Print all entries word for word.

- INFORMATION GIVEN -
====

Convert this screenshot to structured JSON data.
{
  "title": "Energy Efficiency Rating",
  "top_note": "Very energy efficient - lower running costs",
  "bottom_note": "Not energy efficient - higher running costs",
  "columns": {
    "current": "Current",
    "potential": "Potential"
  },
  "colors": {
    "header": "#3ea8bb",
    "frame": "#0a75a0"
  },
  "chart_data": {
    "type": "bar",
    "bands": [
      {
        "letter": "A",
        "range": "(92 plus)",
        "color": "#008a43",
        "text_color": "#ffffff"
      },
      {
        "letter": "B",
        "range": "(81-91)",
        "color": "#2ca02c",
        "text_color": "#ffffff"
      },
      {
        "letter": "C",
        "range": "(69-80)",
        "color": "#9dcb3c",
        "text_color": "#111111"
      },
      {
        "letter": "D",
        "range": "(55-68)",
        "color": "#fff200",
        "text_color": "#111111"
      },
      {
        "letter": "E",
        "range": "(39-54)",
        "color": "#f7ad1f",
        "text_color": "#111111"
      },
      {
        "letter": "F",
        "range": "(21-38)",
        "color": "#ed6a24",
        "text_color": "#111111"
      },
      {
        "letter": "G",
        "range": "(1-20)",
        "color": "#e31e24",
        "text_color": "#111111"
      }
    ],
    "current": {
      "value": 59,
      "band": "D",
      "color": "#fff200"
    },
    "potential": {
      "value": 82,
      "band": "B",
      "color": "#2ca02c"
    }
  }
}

====

- CORRECT ANSWER -
Convert this screenshot to structured JSON data.
{
  "title": "Energy Efficiency Rating",
  "top_note": "Very energy efficient - lower running costs",
  "bottom_note": "Not energy efficient - higher running costs",
  "columns": {
    "current": "Current",
    "potential": "Potential"
  },
  "colors": {
    "header": "#3ea8bb",
    "frame": "#0a75a0"
  },
  "chart_data": {
    "type": "bar",
    "bands": [
      {
        "letter": "A",
        "range": "(92 plus)",
        "color": "#008a43",
        "text_color": "#ffffff"
      },
      {
        "letter": "B",
        "range": "(81-91)",
        "color": "#2ca02c",
        "text_color": "#ffffff"
      },
      {
        "letter": "C",
        "range": "(69-80)",
        "color": "#9dcb3c",
        "text_color": "#111111"
      },
      {
        "letter": "D",
        "range": "(55-68)",
        "color": "#fff200",
        "text_color": "#111111"
      },
      {
        "letter": "E",
        "range": "(39-54)",
        "color": "#f7ad1f",
        "text_color": "#111111"
      },
      {
        "letter": "F",
        "range": "(21-38)",
        "color": "#ed6a24",
        "text_color": "#111111"
      },
      {
        "letter": "G",
        "range": "(1-20)",
        "color": "#e31e24",
        "text_color": "#111111"
      }
    ],
    "current": {
      "value": 59,
      "band": "D",
      "color": "#fff200"
    },
    "potential": {
      "value": 82,
      "band": "B",
      "color": "#2ca02c"
    }
  }
}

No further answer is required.